What to work on
From the records below, pull each line that has "کاوی".

Task inputs
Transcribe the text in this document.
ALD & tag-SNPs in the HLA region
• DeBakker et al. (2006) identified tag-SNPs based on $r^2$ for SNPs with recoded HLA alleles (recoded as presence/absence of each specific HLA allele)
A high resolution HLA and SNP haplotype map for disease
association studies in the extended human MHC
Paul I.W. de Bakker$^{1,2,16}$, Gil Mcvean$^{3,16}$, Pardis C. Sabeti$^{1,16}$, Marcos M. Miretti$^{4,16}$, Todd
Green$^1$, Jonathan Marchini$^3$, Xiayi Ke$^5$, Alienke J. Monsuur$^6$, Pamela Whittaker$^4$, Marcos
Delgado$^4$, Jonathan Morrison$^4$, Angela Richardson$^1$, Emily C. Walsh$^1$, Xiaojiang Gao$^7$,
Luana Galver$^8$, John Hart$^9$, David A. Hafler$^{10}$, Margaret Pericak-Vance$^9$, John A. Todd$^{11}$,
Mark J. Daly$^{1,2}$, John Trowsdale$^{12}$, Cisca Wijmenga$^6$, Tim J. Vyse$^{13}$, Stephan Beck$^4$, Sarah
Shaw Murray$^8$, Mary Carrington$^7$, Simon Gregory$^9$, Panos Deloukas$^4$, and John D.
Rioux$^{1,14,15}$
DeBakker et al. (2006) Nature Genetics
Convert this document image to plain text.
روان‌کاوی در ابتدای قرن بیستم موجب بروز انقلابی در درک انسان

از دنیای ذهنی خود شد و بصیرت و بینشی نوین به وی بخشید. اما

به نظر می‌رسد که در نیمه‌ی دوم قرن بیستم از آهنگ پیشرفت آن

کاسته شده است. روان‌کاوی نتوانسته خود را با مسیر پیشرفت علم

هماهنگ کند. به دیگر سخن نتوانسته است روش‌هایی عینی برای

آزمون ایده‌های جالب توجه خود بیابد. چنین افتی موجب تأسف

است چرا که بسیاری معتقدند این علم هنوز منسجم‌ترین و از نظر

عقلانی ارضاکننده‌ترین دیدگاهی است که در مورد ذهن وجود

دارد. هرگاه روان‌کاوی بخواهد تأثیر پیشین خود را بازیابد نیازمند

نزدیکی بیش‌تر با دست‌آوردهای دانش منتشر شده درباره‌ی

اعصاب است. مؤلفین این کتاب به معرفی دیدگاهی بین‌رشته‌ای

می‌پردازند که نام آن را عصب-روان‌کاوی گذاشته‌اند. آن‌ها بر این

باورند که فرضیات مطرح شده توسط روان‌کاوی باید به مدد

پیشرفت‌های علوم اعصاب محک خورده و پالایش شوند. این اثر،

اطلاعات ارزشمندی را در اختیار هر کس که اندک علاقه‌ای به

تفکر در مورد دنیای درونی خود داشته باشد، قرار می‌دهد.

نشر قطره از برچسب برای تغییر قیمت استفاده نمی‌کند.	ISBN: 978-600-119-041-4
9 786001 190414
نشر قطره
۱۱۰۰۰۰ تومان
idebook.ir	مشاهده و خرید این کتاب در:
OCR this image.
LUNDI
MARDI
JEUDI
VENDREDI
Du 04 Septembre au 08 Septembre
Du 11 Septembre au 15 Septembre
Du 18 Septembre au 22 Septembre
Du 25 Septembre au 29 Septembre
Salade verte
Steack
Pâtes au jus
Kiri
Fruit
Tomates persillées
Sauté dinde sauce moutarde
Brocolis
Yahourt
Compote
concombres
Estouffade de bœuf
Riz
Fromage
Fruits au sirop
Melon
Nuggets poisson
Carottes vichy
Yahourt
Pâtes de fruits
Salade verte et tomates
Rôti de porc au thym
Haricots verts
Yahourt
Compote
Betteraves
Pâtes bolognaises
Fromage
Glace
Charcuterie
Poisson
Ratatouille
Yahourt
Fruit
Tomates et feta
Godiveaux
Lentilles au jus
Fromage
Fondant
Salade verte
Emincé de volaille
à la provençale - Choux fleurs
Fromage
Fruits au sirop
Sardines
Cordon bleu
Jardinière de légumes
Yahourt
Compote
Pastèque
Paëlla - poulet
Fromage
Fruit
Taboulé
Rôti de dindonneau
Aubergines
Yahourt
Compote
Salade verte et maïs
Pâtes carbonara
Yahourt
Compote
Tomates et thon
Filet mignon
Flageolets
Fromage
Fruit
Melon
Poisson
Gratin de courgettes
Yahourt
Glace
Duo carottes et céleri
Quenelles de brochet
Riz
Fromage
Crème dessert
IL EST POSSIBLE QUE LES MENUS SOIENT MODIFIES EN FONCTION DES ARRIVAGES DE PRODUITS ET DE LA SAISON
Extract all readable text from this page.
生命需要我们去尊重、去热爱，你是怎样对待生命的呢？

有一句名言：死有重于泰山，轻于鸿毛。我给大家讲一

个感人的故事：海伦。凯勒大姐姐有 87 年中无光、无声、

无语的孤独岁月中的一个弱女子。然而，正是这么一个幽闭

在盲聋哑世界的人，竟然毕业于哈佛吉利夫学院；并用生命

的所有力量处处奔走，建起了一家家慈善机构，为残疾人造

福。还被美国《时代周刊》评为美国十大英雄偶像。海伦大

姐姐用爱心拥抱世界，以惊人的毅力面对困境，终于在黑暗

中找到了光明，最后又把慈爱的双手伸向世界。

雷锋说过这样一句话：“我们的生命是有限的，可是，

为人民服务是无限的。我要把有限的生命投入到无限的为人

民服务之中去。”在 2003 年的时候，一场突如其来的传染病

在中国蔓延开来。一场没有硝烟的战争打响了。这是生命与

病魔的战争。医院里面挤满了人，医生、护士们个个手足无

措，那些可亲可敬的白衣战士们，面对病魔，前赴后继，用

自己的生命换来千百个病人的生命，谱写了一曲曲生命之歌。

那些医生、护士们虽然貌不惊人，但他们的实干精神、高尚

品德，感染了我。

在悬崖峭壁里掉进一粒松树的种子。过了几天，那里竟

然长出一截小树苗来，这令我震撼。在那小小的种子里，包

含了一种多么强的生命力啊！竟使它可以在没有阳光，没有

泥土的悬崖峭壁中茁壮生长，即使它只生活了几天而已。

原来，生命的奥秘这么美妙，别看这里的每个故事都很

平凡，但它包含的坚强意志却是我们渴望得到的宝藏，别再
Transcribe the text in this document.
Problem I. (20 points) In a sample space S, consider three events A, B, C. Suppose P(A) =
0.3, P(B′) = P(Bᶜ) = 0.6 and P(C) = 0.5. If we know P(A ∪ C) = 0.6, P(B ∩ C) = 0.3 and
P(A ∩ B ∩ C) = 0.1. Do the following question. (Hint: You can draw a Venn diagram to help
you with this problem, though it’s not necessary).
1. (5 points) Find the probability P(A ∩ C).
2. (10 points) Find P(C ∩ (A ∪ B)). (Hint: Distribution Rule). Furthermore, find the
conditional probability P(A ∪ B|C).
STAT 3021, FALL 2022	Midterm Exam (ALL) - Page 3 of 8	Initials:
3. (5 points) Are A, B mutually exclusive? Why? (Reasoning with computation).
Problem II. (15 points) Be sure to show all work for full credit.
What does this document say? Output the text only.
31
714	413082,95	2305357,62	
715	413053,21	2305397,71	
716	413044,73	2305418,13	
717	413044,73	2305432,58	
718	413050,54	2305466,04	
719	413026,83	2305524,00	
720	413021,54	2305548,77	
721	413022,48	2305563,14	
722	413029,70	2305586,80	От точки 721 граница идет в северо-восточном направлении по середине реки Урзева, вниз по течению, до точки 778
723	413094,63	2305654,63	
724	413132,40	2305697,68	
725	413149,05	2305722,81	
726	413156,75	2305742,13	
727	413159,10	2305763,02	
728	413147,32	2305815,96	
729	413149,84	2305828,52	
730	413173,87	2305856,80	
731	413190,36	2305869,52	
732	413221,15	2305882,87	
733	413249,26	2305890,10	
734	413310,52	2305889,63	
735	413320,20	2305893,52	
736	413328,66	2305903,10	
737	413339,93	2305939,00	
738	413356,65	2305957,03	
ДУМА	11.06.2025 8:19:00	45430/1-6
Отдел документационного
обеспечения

Solution for this problem
روان‌کاوی در ابتدای قرن بیستم موجب بروز انقلابی در درک انسان
کاسته شده است. روان‌کاوی نتوانسته خود را با مسیر پیشرفت علم
دارد. هرگاه روان‌کاوی بخواهد تأثیر پیشین خود را بازیابد نیازمند
می‌پردازند که نام آن را عصب-روان‌کاوی گذاشته‌اند. آن‌ها بر این
باورند که فرضیات مطرح شده توسط روان‌کاوی باید به مدد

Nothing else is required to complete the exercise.